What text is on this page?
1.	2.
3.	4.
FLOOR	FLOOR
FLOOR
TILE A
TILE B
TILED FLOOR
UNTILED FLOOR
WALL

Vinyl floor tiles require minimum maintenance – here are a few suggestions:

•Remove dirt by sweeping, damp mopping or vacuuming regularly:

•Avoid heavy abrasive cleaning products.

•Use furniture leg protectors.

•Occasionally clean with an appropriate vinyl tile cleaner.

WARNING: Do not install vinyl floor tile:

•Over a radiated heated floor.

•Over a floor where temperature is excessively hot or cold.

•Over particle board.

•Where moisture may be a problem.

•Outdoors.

____

**Request:** Only lines with the word "Over" should be collected from the material.

**Solved problem:**
•Over a radiated heated floor.
•Over a floor where temperature is excessively hot or cold.
•Over particle board.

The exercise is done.